Task to complete =
Write out the listing below exactly, and omit any images you find in it.

Excerpts from a figure dataset =
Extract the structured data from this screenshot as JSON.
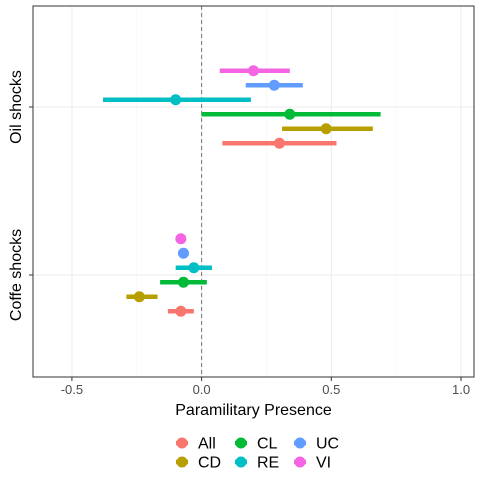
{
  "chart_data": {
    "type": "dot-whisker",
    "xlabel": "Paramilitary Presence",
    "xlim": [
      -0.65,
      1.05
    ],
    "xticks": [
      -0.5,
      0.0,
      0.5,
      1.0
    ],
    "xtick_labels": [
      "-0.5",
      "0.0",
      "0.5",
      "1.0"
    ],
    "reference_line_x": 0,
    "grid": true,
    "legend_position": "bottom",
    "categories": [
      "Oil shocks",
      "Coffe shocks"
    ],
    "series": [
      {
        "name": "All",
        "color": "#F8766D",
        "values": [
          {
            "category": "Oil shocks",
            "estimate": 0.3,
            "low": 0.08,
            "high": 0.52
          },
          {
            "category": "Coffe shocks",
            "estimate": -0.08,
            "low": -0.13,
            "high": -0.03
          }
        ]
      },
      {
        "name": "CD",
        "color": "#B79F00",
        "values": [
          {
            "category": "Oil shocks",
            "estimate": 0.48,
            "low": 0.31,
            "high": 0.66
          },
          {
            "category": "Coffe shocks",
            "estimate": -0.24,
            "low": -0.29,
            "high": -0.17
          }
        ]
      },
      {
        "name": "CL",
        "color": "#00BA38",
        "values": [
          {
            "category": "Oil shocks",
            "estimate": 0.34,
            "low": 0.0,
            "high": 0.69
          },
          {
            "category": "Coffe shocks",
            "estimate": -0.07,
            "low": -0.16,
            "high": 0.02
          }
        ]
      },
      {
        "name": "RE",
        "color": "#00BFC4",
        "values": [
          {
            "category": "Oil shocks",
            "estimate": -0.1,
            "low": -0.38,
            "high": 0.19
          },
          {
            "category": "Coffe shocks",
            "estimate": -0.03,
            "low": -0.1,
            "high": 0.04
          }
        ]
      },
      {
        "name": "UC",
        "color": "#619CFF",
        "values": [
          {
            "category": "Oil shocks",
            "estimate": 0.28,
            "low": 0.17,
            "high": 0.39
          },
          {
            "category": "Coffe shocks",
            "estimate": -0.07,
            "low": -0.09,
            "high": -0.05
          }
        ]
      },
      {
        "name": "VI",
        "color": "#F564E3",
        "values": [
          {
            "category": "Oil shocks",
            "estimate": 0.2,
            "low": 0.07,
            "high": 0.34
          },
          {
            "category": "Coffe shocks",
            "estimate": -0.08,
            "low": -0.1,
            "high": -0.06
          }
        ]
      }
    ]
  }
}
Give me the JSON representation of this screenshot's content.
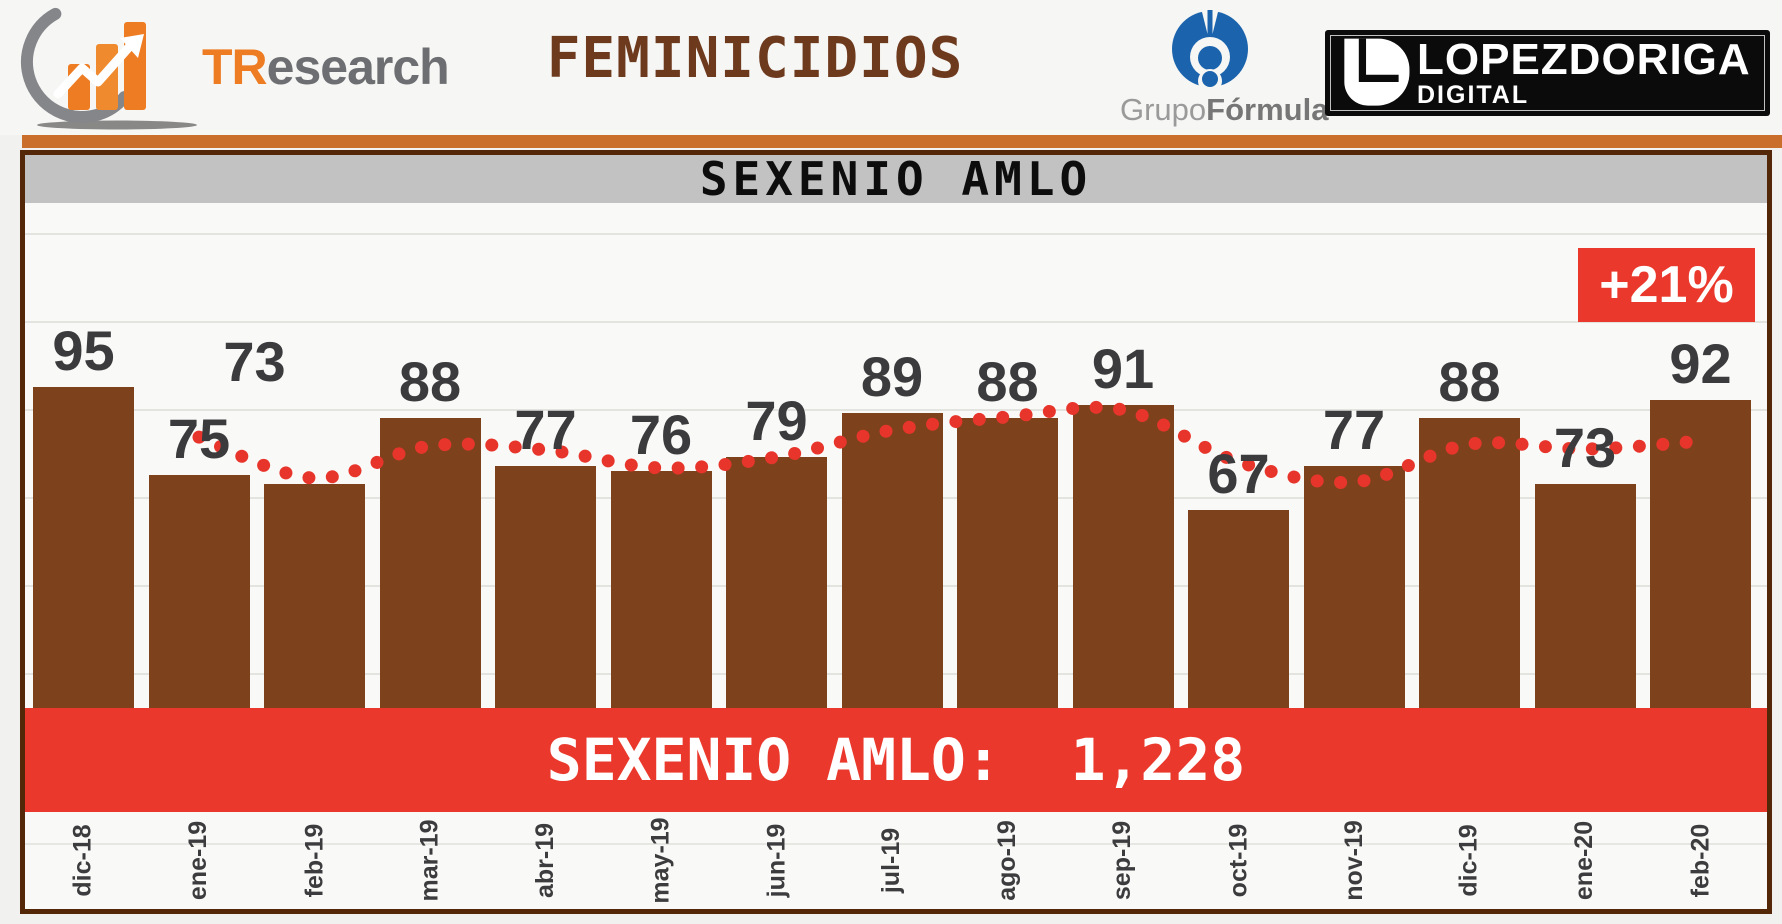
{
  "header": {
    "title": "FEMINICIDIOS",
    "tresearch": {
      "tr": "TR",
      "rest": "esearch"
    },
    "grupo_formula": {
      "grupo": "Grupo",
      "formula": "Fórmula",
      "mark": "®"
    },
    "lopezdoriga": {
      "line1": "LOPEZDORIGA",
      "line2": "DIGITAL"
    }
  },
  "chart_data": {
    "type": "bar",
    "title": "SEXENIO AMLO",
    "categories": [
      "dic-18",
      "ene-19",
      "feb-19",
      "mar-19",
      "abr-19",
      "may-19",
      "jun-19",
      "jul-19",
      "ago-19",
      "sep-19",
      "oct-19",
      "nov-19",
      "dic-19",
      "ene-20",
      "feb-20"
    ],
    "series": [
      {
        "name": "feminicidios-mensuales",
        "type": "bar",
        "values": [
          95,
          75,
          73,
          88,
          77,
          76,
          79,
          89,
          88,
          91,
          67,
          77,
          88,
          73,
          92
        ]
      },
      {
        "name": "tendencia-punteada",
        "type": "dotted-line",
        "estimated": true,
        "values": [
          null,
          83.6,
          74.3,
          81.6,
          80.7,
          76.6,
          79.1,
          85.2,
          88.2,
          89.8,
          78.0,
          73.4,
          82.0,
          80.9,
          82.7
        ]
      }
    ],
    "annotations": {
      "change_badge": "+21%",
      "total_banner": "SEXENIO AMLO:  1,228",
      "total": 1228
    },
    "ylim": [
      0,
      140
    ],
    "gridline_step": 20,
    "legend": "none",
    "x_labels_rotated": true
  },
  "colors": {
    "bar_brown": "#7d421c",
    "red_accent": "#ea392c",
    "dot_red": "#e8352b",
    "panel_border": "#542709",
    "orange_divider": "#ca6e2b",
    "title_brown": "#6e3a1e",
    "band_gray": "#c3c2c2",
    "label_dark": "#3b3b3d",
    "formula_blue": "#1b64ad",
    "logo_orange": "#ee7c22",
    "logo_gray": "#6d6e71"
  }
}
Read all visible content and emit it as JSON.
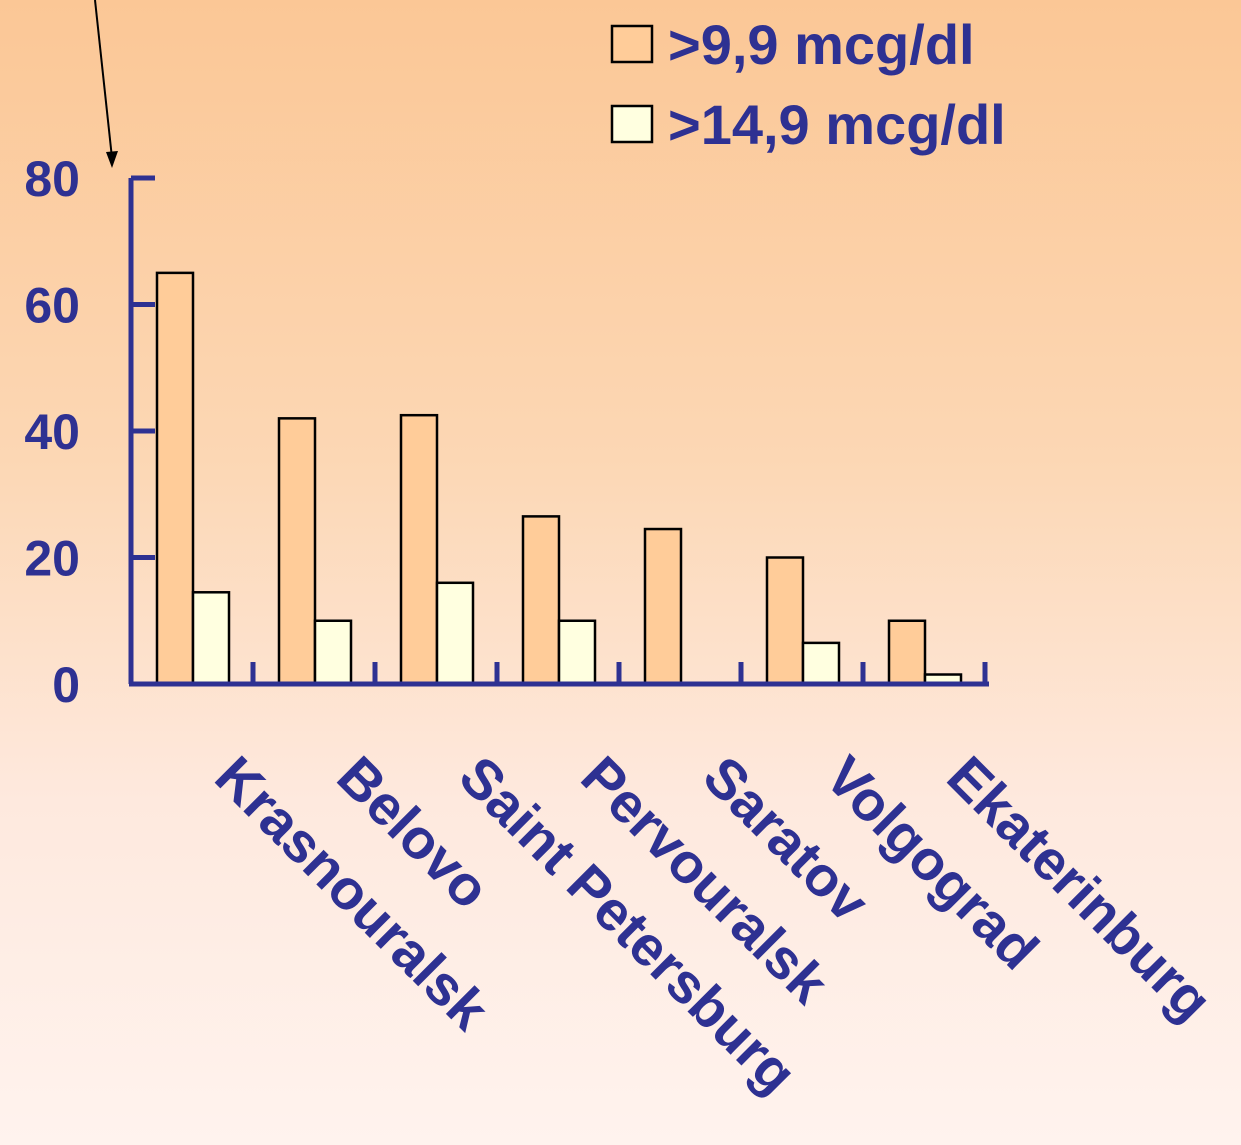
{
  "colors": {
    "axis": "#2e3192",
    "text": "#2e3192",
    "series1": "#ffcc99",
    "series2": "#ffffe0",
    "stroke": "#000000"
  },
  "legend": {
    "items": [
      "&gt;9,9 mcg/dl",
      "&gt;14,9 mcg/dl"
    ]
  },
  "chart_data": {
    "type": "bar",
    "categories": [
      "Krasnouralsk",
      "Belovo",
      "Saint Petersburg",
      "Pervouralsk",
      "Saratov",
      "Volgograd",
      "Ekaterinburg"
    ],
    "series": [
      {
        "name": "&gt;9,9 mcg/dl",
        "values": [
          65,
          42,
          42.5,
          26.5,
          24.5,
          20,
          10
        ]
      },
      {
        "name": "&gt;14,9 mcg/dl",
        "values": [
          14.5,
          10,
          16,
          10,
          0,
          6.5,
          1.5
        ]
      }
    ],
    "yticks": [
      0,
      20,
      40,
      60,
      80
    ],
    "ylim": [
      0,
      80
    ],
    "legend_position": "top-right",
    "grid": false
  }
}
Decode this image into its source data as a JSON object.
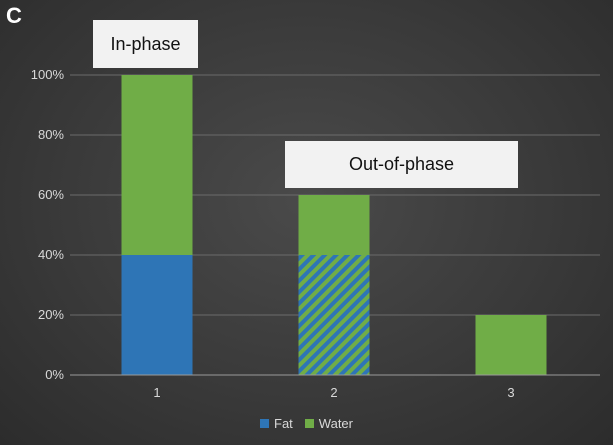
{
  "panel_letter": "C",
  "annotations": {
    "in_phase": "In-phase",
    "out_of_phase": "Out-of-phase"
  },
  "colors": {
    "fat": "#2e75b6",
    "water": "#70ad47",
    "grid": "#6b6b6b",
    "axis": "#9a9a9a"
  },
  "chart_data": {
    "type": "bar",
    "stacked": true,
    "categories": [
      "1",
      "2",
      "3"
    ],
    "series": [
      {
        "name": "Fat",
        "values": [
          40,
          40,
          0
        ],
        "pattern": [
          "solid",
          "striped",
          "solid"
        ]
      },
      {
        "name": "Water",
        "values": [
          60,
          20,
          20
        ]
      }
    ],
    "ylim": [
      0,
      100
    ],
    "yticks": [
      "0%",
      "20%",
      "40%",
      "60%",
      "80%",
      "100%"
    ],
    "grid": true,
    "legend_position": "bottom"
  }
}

In response =
Extract the structured data from this screenshot as JSON.
{
  "chart_data": {
    "type": "dot-whisker",
    "xlabel": "Paramilitary Presence",
    "xlim": [
      -0.65,
      1.05
    ],
    "xticks": [
      -0.5,
      0.0,
      0.5,
      1.0
    ],
    "xtick_labels": [
      "-0.5",
      "0.0",
      "0.5",
      "1.0"
    ],
    "reference_line_x": 0,
    "grid": true,
    "legend_position": "bottom",
    "categories": [
      "Oil shocks",
      "Coffe shocks"
    ],
    "series": [
      {
        "name": "All",
        "color": "#F8766D",
        "values": [
          {
            "category": "Oil shocks",
            "estimate": 0.3,
            "low": 0.08,
            "high": 0.52
          },
          {
            "category": "Coffe shocks",
            "estimate": -0.08,
            "low": -0.13,
            "high": -0.03
          }
        ]
      },
      {
        "name": "CD",
        "color": "#B79F00",
        "values": [
          {
            "category": "Oil shocks",
            "estimate": 0.48,
            "low": 0.31,
            "high": 0.66
          },
          {
            "category": "Coffe shocks",
            "estimate": -0.24,
            "low": -0.29,
            "high": -0.17
          }
        ]
      },
      {
        "name": "CL",
        "color": "#00BA38",
        "values": [
          {
            "category": "Oil shocks",
            "estimate": 0.34,
            "low": 0.0,
            "high": 0.69
          },
          {
            "category": "Coffe shocks",
            "estimate": -0.07,
            "low": -0.16,
            "high": 0.02
          }
        ]
      },
      {
        "name": "RE",
        "color": "#00BFC4",
        "values": [
          {
            "category": "Oil shocks",
            "estimate": -0.1,
            "low": -0.38,
            "high": 0.19
          },
          {
            "category": "Coffe shocks",
            "estimate": -0.03,
            "low": -0.1,
            "high": 0.04
          }
        ]
      },
      {
        "name": "UC",
        "color": "#619CFF",
        "values": [
          {
            "category": "Oil shocks",
            "estimate": 0.28,
            "low": 0.17,
            "high": 0.39
          },
          {
            "category": "Coffe shocks",
            "estimate": -0.07,
            "low": -0.09,
            "high": -0.05
          }
        ]
      },
      {
        "name": "VI",
        "color": "#F564E3",
        "values": [
          {
            "category": "Oil shocks",
            "estimate": 0.2,
            "low": 0.07,
            "high": 0.34
          },
          {
            "category": "Coffe shocks",
            "estimate": -0.08,
            "low": -0.1,
            "high": -0.06
          }
        ]
      }
    ]
  }
}
Give me the JSON representation of this screenshot's content.
{
  "header": {
    "title": "FEMINICIDIOS",
    "tresearch": {
      "tr": "TR",
      "rest": "esearch"
    },
    "grupo_formula": {
      "grupo": "Grupo",
      "formula": "Fórmula",
      "mark": "®"
    },
    "lopezdoriga": {
      "line1": "LOPEZDORIGA",
      "line2": "DIGITAL"
    }
  },
  "chart_data": {
    "type": "bar",
    "title": "SEXENIO AMLO",
    "categories": [
      "dic-18",
      "ene-19",
      "feb-19",
      "mar-19",
      "abr-19",
      "may-19",
      "jun-19",
      "jul-19",
      "ago-19",
      "sep-19",
      "oct-19",
      "nov-19",
      "dic-19",
      "ene-20",
      "feb-20"
    ],
    "series": [
      {
        "name": "feminicidios-mensuales",
        "type": "bar",
        "values": [
          95,
          75,
          73,
          88,
          77,
          76,
          79,
          89,
          88,
          91,
          67,
          77,
          88,
          73,
          92
        ]
      },
      {
        "name": "tendencia-punteada",
        "type": "dotted-line",
        "estimated": true,
        "values": [
          null,
          83.6,
          74.3,
          81.6,
          80.7,
          76.6,
          79.1,
          85.2,
          88.2,
          89.8,
          78.0,
          73.4,
          82.0,
          80.9,
          82.7
        ]
      }
    ],
    "annotations": {
      "change_badge": "+21%",
      "total_banner": "SEXENIO AMLO:  1,228",
      "total": 1228
    },
    "ylim": [
      0,
      140
    ],
    "gridline_step": 20,
    "legend": "none",
    "x_labels_rotated": true
  },
  "colors": {
    "bar_brown": "#7d421c",
    "red_accent": "#ea392c",
    "dot_red": "#e8352b",
    "panel_border": "#542709",
    "orange_divider": "#ca6e2b",
    "title_brown": "#6e3a1e",
    "band_gray": "#c3c2c2",
    "label_dark": "#3b3b3d",
    "formula_blue": "#1b64ad",
    "logo_orange": "#ee7c22",
    "logo_gray": "#6d6e71"
  }
}
Read all visible content and emit it as JSON.
{
  "colors": {
    "axis": "#2e3192",
    "text": "#2e3192",
    "series1": "#ffcc99",
    "series2": "#ffffe0",
    "stroke": "#000000"
  },
  "legend": {
    "items": [
      "&gt;9,9 mcg/dl",
      "&gt;14,9 mcg/dl"
    ]
  },
  "chart_data": {
    "type": "bar",
    "categories": [
      "Krasnouralsk",
      "Belovo",
      "Saint Petersburg",
      "Pervouralsk",
      "Saratov",
      "Volgograd",
      "Ekaterinburg"
    ],
    "series": [
      {
        "name": "&gt;9,9 mcg/dl",
        "values": [
          65,
          42,
          42.5,
          26.5,
          24.5,
          20,
          10
        ]
      },
      {
        "name": "&gt;14,9 mcg/dl",
        "values": [
          14.5,
          10,
          16,
          10,
          0,
          6.5,
          1.5
        ]
      }
    ],
    "yticks": [
      0,
      20,
      40,
      60,
      80
    ],
    "ylim": [
      0,
      80
    ],
    "legend_position": "top-right",
    "grid": false
  }
}
Decode this image into its source data as a JSON object.
{
  "panel_letter": "C",
  "annotations": {
    "in_phase": "In-phase",
    "out_of_phase": "Out-of-phase"
  },
  "colors": {
    "fat": "#2e75b6",
    "water": "#70ad47",
    "grid": "#6b6b6b",
    "axis": "#9a9a9a"
  },
  "chart_data": {
    "type": "bar",
    "stacked": true,
    "categories": [
      "1",
      "2",
      "3"
    ],
    "series": [
      {
        "name": "Fat",
        "values": [
          40,
          40,
          0
        ],
        "pattern": [
          "solid",
          "striped",
          "solid"
        ]
      },
      {
        "name": "Water",
        "values": [
          60,
          20,
          20
        ]
      }
    ],
    "ylim": [
      0,
      100
    ],
    "yticks": [
      "0%",
      "20%",
      "40%",
      "60%",
      "80%",
      "100%"
    ],
    "grid": true,
    "legend_position": "bottom"
  }
}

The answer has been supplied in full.